Required work :: Output every line below exactly.

Provided records ::
<<<<

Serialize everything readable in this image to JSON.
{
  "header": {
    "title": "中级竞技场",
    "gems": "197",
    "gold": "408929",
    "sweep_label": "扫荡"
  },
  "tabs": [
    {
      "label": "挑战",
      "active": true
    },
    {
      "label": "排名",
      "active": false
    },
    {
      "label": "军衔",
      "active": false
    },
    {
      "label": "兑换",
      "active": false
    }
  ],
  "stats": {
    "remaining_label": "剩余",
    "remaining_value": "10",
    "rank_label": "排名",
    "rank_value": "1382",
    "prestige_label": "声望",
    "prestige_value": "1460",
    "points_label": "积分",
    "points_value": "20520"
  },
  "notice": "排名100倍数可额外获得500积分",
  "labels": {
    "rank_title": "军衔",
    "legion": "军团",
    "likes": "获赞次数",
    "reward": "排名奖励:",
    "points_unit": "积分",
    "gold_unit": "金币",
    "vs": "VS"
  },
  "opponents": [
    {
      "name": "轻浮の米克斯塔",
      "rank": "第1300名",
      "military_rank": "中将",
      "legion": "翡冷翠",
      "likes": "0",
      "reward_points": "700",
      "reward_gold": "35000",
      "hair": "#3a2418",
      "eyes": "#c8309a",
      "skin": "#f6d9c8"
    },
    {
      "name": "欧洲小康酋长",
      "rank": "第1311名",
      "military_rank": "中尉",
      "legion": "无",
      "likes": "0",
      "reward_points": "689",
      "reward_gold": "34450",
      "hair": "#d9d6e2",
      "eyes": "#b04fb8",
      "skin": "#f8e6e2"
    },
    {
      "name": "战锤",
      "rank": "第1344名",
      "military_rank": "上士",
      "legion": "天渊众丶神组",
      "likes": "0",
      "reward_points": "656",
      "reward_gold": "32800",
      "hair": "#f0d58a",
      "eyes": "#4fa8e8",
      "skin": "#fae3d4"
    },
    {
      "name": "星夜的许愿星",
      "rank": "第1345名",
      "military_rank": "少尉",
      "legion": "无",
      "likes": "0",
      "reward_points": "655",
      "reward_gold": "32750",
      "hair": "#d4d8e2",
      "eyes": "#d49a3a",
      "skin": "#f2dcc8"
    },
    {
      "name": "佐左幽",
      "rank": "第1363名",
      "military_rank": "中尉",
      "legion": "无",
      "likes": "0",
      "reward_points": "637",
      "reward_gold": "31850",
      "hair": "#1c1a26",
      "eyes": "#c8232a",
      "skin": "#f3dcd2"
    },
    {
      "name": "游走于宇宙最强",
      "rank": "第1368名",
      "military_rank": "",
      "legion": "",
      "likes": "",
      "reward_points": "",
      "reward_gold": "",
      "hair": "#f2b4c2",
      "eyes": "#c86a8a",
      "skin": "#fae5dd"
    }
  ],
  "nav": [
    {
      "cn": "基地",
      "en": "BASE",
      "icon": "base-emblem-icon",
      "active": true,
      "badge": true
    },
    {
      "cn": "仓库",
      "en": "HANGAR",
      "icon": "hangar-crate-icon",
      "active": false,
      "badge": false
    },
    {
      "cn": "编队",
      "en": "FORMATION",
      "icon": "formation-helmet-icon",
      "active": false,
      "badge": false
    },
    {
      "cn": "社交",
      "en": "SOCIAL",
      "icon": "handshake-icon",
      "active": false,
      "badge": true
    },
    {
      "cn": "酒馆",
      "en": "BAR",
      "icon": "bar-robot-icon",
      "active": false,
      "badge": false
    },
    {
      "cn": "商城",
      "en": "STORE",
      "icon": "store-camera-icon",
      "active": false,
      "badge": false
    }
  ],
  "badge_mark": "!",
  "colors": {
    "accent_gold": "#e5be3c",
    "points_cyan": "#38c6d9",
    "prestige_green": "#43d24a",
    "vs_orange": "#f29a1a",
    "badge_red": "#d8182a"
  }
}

>>>>

Solution ::
Serialize everything readable in this image to JSON.
{
  "header": {
    "title": "中级竞技场",
    "gems": "197",
    "gold": "408929",
    "sweep_label": "扫荡"
  },
  "tabs": [
    {
      "label": "挑战",
      "active": true
    },
    {
      "label": "排名",
      "active": false
    },
    {
      "label": "军衔",
      "active": false
    },
    {
      "label": "兑换",
      "active": false
    }
  ],
  "stats": {
    "remaining_label": "剩余",
    "remaining_value": "10",
    "rank_label": "排名",
    "rank_value": "1382",
    "prestige_label": "声望",
    "prestige_value": "1460",
    "points_label": "积分",
    "points_value": "20520"
  },
  "notice": "排名100倍数可额外获得500积分",
  "labels": {
    "rank_title": "军衔",
    "legion": "军团",
    "likes": "获赞次数",
    "reward": "排名奖励:",
    "points_unit": "积分",
    "gold_unit": "金币",
    "vs": "VS"
  },
  "opponents": [
    {
      "name": "轻浮の米克斯塔",
      "rank": "第1300名",
      "military_rank": "中将",
      "legion": "翡冷翠",
      "likes": "0",
      "reward_points": "700",
      "reward_gold": "35000",
      "hair": "#3a2418",
      "eyes": "#c8309a",
      "skin": "#f6d9c8"
    },
    {
      "name": "欧洲小康酋长",
      "rank": "第1311名",
      "military_rank": "中尉",
      "legion": "无",
      "likes": "0",
      "reward_points": "689",
      "reward_gold": "34450",
      "hair": "#d9d6e2",
      "eyes": "#b04fb8",
      "skin": "#f8e6e2"
    },
    {
      "name": "战锤",
      "rank": "第1344名",
      "military_rank": "上士",
      "legion": "天渊众丶神组",
      "likes": "0",
      "reward_points": "656",
      "reward_gold": "32800",
      "hair": "#f0d58a",
      "eyes": "#4fa8e8",
      "skin": "#fae3d4"
    },
    {
      "name": "星夜的许愿星",
      "rank": "第1345名",
      "military_rank": "少尉",
      "legion": "无",
      "likes": "0",
      "reward_points": "655",
      "reward_gold": "32750",
      "hair": "#d4d8e2",
      "eyes": "#d49a3a",
      "skin": "#f2dcc8"
    },
    {
      "name": "佐左幽",
      "rank": "第1363名",
      "military_rank": "中尉",
      "legion": "无",
      "likes": "0",
      "reward_points": "637",
      "reward_gold": "31850",
      "hair": "#1c1a26",
      "eyes": "#c8232a",
      "skin": "#f3dcd2"
    },
    {
      "name": "游走于宇宙最强",
      "rank": "第1368名",
      "military_rank": "",
      "legion": "",
      "likes": "",
      "reward_points": "",
      "reward_gold": "",
      "hair": "#f2b4c2",
      "eyes": "#c86a8a",
      "skin": "#fae5dd"
    }
  ],
  "nav": [
    {
      "cn": "基地",
      "en": "BASE",
      "icon": "base-emblem-icon",
      "active": true,
      "badge": true
    },
    {
      "cn": "仓库",
      "en": "HANGAR",
      "icon": "hangar-crate-icon",
      "active": false,
      "badge": false
    },
    {
      "cn": "编队",
      "en": "FORMATION",
      "icon": "formation-helmet-icon",
      "active": false,
      "badge": false
    },
    {
      "cn": "社交",
      "en": "SOCIAL",
      "icon": "handshake-icon",
      "active": false,
      "badge": true
    },
    {
      "cn": "酒馆",
      "en": "BAR",
      "icon": "bar-robot-icon",
      "active": false,
      "badge": false
    },
    {
      "cn": "商城",
      "en": "STORE",
      "icon": "store-camera-icon",
      "active": false,
      "badge": false
    }
  ],
  "badge_mark": "!",
  "colors": {
    "accent_gold": "#e5be3c",
    "points_cyan": "#38c6d9",
    "prestige_green": "#43d24a",
    "vs_orange": "#f29a1a",
    "badge_red": "#d8182a"
  }
}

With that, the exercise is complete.